DATA EXTRACT
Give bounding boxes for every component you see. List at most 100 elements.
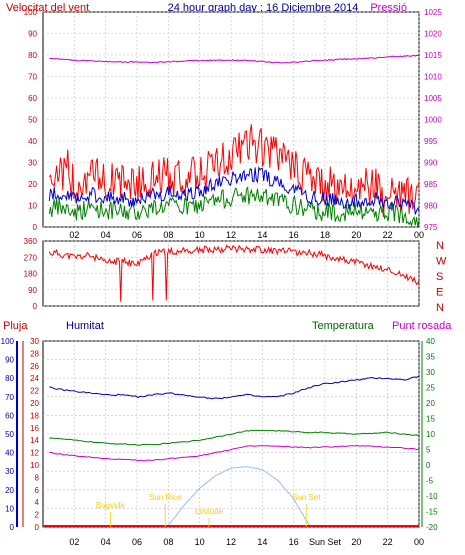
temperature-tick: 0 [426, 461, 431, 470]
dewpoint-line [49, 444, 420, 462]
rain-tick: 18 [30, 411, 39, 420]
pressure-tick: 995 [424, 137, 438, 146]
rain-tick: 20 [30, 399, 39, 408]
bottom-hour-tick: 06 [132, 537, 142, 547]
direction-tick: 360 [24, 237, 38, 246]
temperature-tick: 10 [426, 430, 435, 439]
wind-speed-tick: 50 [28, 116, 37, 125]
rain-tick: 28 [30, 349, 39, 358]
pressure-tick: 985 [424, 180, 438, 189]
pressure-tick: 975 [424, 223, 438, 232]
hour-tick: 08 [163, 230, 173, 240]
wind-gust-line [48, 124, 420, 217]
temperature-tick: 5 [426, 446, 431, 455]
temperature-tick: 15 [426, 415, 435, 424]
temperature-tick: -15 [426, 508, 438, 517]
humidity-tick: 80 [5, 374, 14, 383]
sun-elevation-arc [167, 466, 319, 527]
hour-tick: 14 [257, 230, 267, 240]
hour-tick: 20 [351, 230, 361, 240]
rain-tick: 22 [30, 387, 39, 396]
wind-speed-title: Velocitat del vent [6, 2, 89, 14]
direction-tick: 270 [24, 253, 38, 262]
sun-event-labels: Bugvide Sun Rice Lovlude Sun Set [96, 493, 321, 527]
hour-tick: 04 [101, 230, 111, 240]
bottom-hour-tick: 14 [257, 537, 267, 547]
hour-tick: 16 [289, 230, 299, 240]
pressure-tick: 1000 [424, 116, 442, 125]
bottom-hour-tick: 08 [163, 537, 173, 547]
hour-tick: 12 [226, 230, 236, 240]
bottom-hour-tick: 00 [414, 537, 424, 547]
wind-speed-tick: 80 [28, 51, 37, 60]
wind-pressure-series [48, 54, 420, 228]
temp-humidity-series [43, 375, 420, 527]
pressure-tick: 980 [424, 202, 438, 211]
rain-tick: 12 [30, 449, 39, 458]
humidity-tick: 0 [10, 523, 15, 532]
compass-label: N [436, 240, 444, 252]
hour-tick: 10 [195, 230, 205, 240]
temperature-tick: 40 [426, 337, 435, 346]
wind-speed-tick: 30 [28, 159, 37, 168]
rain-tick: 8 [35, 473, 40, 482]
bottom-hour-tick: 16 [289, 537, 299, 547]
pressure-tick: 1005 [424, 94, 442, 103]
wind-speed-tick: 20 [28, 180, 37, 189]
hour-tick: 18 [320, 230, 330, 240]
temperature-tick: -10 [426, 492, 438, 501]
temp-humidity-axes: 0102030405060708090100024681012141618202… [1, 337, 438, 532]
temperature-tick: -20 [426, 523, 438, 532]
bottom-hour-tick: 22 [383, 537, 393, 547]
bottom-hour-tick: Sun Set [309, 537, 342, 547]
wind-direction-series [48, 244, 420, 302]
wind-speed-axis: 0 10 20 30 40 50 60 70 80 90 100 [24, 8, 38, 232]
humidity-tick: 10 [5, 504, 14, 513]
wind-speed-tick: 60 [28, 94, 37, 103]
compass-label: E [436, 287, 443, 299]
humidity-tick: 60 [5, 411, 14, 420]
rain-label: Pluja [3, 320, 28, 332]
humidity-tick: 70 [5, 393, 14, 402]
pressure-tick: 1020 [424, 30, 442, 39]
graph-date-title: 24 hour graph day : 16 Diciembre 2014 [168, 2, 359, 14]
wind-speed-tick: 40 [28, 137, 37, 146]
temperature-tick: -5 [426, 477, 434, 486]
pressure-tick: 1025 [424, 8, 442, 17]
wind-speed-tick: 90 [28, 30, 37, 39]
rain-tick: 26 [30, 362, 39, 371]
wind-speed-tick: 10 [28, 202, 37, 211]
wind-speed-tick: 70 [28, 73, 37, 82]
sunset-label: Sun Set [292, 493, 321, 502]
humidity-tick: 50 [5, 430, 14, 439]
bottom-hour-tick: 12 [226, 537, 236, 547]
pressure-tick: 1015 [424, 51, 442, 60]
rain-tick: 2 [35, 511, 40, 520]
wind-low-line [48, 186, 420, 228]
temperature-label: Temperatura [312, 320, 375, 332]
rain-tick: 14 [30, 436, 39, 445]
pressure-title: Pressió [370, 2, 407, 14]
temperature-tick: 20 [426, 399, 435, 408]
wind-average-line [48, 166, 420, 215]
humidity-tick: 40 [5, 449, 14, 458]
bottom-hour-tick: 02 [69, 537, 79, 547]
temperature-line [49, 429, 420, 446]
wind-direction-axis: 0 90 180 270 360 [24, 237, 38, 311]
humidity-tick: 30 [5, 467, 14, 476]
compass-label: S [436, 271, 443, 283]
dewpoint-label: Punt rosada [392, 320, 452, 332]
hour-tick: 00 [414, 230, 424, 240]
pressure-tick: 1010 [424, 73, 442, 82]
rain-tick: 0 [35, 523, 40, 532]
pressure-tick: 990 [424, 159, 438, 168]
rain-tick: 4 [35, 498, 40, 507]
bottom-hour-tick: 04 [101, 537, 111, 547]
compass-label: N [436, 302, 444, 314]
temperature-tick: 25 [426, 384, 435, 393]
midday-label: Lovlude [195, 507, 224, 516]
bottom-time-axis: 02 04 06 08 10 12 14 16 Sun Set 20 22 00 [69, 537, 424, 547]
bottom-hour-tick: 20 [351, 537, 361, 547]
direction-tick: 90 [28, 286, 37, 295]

--

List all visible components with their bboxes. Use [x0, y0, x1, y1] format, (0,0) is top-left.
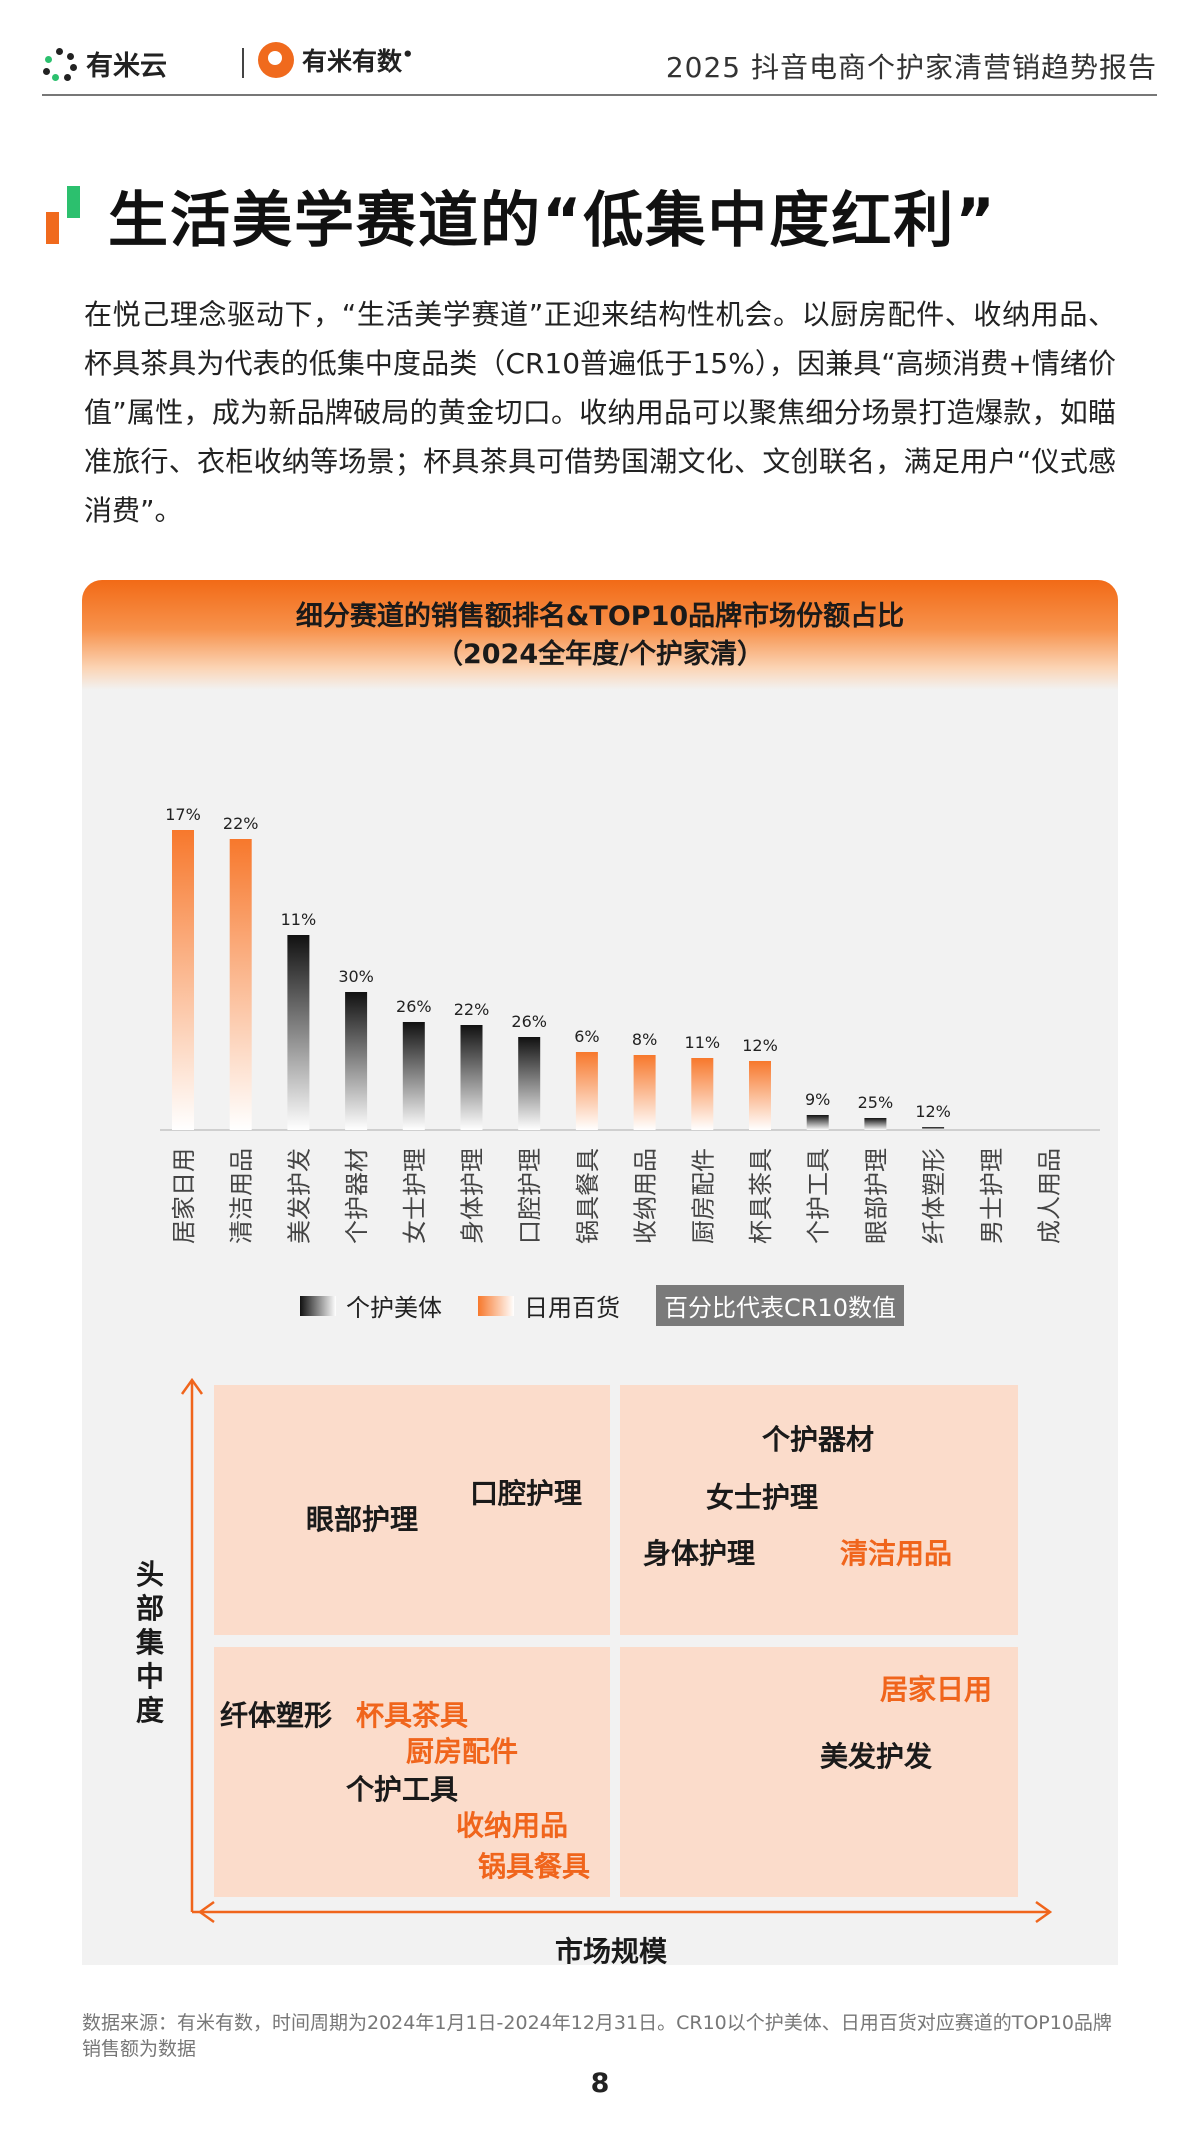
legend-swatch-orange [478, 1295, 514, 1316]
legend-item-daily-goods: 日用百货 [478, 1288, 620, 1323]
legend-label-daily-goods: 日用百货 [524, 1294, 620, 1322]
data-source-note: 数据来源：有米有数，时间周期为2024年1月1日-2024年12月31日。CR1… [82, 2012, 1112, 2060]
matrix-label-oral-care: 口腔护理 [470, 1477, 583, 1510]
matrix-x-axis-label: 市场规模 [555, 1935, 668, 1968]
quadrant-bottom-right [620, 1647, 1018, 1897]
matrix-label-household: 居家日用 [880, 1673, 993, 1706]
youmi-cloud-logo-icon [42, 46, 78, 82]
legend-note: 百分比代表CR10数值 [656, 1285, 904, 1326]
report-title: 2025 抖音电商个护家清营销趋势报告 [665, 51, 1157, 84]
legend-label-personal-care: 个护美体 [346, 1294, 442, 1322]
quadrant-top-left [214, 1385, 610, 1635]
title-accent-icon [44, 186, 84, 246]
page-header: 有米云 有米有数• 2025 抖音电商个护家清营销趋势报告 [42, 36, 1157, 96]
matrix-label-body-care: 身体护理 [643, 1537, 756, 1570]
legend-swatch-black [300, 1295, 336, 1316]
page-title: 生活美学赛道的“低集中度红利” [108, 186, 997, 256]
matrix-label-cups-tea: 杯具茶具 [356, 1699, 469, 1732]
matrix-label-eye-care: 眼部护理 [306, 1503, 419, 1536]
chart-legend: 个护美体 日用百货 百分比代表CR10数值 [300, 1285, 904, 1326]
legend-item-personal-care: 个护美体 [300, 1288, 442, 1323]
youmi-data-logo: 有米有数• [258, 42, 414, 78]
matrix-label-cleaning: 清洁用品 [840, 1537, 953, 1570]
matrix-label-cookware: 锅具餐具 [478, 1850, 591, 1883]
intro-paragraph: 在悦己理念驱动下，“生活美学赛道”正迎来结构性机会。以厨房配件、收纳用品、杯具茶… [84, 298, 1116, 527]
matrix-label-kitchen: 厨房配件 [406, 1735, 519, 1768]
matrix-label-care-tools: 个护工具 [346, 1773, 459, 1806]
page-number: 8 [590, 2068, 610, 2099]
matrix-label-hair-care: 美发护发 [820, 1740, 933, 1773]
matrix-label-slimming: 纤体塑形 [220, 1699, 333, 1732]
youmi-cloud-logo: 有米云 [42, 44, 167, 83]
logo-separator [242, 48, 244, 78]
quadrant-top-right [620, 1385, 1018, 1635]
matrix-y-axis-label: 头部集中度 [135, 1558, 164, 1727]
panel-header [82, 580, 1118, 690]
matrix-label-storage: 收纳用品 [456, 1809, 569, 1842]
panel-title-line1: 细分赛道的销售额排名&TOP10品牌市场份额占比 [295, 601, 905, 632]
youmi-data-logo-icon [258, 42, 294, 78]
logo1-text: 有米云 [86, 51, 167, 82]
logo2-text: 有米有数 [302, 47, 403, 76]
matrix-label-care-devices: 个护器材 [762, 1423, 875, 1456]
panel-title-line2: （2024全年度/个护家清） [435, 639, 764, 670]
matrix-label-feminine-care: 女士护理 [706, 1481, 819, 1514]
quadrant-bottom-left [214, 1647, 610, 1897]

--

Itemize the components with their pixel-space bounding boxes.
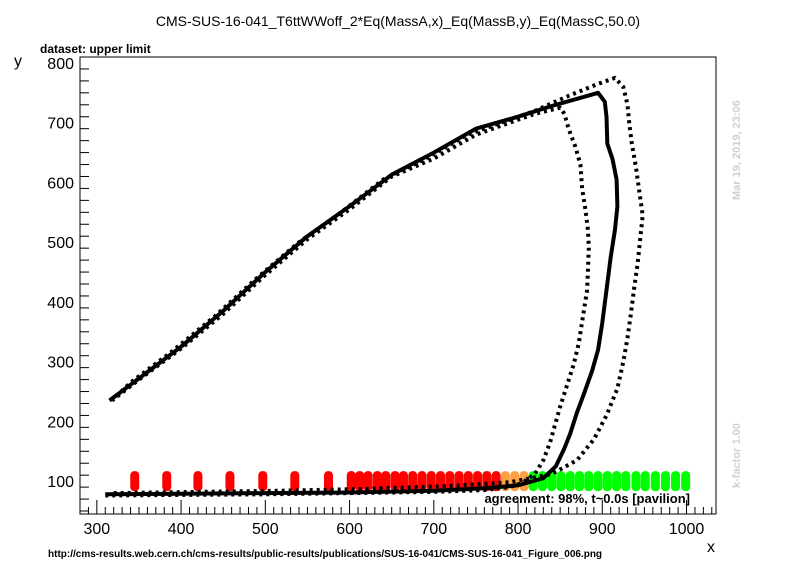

PROBLEM TO SOLVE
Return everything from the line containing "List all visible" down to the line containing "legend-swatch-black [300, 1295, 336, 1316]", including both of those lines, exactly as they appear. Leave the pictures out of your answer.

FINISHED TASK
List all visible components with their bboxes. Use [x0, y0, x1, y1] format, (0,0) is top-left.
legend-swatch-orange [478, 1295, 514, 1316]
legend-item-daily-goods: 日用百货 [478, 1288, 620, 1323]
legend-label-daily-goods: 日用百货 [524, 1294, 620, 1322]
data-source-note: 数据来源：有米有数，时间周期为2024年1月1日-2024年12月31日。CR1… [82, 2012, 1112, 2060]
matrix-label-oral-care: 口腔护理 [470, 1477, 583, 1510]
matrix-x-axis-label: 市场规模 [555, 1935, 668, 1968]
quadrant-bottom-right [620, 1647, 1018, 1897]
matrix-label-household: 居家日用 [880, 1673, 993, 1706]
youmi-cloud-logo-icon [42, 46, 78, 82]
legend-note: 百分比代表CR10数值 [656, 1285, 904, 1326]
report-title: 2025 抖音电商个护家清营销趋势报告 [665, 51, 1157, 84]
legend-label-personal-care: 个护美体 [346, 1294, 442, 1322]
quadrant-top-left [214, 1385, 610, 1635]
title-accent-icon [44, 186, 84, 246]
page-header: 有米云 有米有数• 2025 抖音电商个护家清营销趋势报告 [42, 36, 1157, 96]
matrix-label-body-care: 身体护理 [643, 1537, 756, 1570]
legend-swatch-black [300, 1295, 336, 1316]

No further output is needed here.